▶ [Excerpted data]:
******

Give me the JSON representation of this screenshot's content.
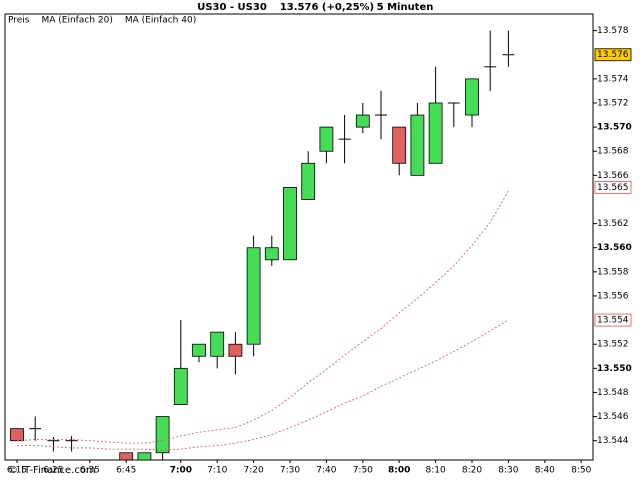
{
  "chart_data": {
    "type": "candlestick",
    "title": [
      "US30 - US30",
      "13.576 (+0,25%)",
      "5 Minuten"
    ],
    "watermark": "© IT-Finance.com",
    "categories": [
      "6:15",
      null,
      "6:25",
      null,
      "6:35",
      null,
      "6:45",
      null,
      null,
      "7:00",
      null,
      "7:10",
      null,
      "7:20",
      null,
      "7:30",
      null,
      "7:40",
      null,
      "7:50",
      null,
      "8:00",
      null,
      "8:10",
      null,
      "8:20",
      null,
      "8:30",
      null,
      "8:40",
      null,
      "8:50"
    ],
    "ylim": [
      13.5424,
      13.5783
    ],
    "yticks": [
      13.544,
      13.546,
      13.548,
      {
        "value": 13.55,
        "label": "13.550",
        "bold": true
      },
      13.552,
      13.556,
      13.558,
      {
        "value": 13.56,
        "label": "13.560",
        "bold": true
      },
      13.562,
      13.566,
      13.568,
      {
        "value": 13.57,
        "label": "13.570",
        "bold": true
      },
      13.572,
      13.574,
      13.578
    ],
    "up_color": "#44dd55",
    "down_color": "#e06060",
    "series": [
      {
        "name": "Preis",
        "type": "candlestick",
        "color": "#000000",
        "open": [
          13.545,
          13.545,
          13.544,
          13.544,
          null,
          null,
          13.543,
          13.5424,
          13.543,
          13.547,
          13.551,
          13.551,
          13.552,
          13.552,
          13.559,
          13.559,
          13.564,
          13.568,
          13.569,
          13.57,
          13.571,
          13.57,
          13.566,
          13.567,
          13.572,
          13.571,
          13.575,
          13.576,
          null,
          null,
          null,
          null
        ],
        "high": [
          13.545,
          13.546,
          13.5443,
          13.5444,
          null,
          null,
          13.543,
          13.543,
          13.546,
          13.554,
          13.552,
          13.553,
          13.553,
          13.561,
          13.561,
          13.565,
          13.568,
          13.57,
          13.571,
          13.572,
          13.573,
          13.57,
          13.572,
          13.575,
          13.572,
          13.574,
          13.578,
          13.578,
          null,
          null,
          null,
          null
        ],
        "low": [
          13.544,
          13.544,
          13.5431,
          13.5431,
          null,
          null,
          13.5424,
          13.5424,
          13.5424,
          13.547,
          13.5505,
          13.55,
          13.5495,
          13.551,
          13.5585,
          13.559,
          13.564,
          13.567,
          13.567,
          13.5695,
          13.569,
          13.566,
          13.566,
          13.567,
          13.57,
          13.57,
          13.573,
          13.575,
          null,
          null,
          null,
          null
        ],
        "close": [
          13.544,
          13.545,
          13.544,
          13.544,
          null,
          null,
          13.5424,
          13.543,
          13.546,
          13.55,
          13.552,
          13.553,
          13.551,
          13.56,
          13.56,
          13.565,
          13.567,
          13.57,
          13.569,
          13.571,
          13.571,
          13.567,
          13.571,
          13.572,
          13.572,
          13.574,
          13.575,
          13.576,
          null,
          null,
          null,
          null
        ]
      },
      {
        "name": "MA (Einfach 20)",
        "type": "line",
        "color": "#e05050",
        "values": [
          13.544,
          13.5441,
          13.5441,
          13.5441,
          13.544,
          13.5439,
          13.5438,
          13.5438,
          13.544,
          13.5444,
          13.5447,
          13.5449,
          13.5451,
          13.5457,
          13.5465,
          13.5476,
          13.5488,
          13.5499,
          13.5511,
          13.5522,
          13.5533,
          13.5546,
          13.5558,
          13.5571,
          13.5585,
          13.5602,
          13.5621,
          13.5647,
          null,
          null,
          null,
          null
        ]
      },
      {
        "name": "MA (Einfach 40)",
        "type": "line",
        "color": "#e05050",
        "values": [
          13.5436,
          13.5436,
          13.5435,
          13.5434,
          13.5434,
          13.5433,
          13.5433,
          13.5433,
          13.5432,
          13.5433,
          13.5435,
          13.5436,
          13.5438,
          13.5441,
          13.5445,
          13.5451,
          13.5457,
          13.5464,
          13.5471,
          13.5477,
          13.5485,
          13.5492,
          13.5499,
          13.5506,
          13.5514,
          13.5522,
          13.5531,
          13.554,
          null,
          null,
          null,
          null
        ]
      }
    ],
    "axis_markers": [
      {
        "value": 13.576,
        "background": "#ffcc00",
        "color": "#000000"
      },
      {
        "value": 13.565,
        "background": "#ffffff",
        "color": "#e05050"
      },
      {
        "value": 13.554,
        "background": "#ffffff",
        "color": "#e05050"
      }
    ]
  }
}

******

▶ [What is required]: Copy out each line in the listing that has the word "candlestick".

▶ [Solution]:
    "type": "candlestick",
        "type": "candlestick",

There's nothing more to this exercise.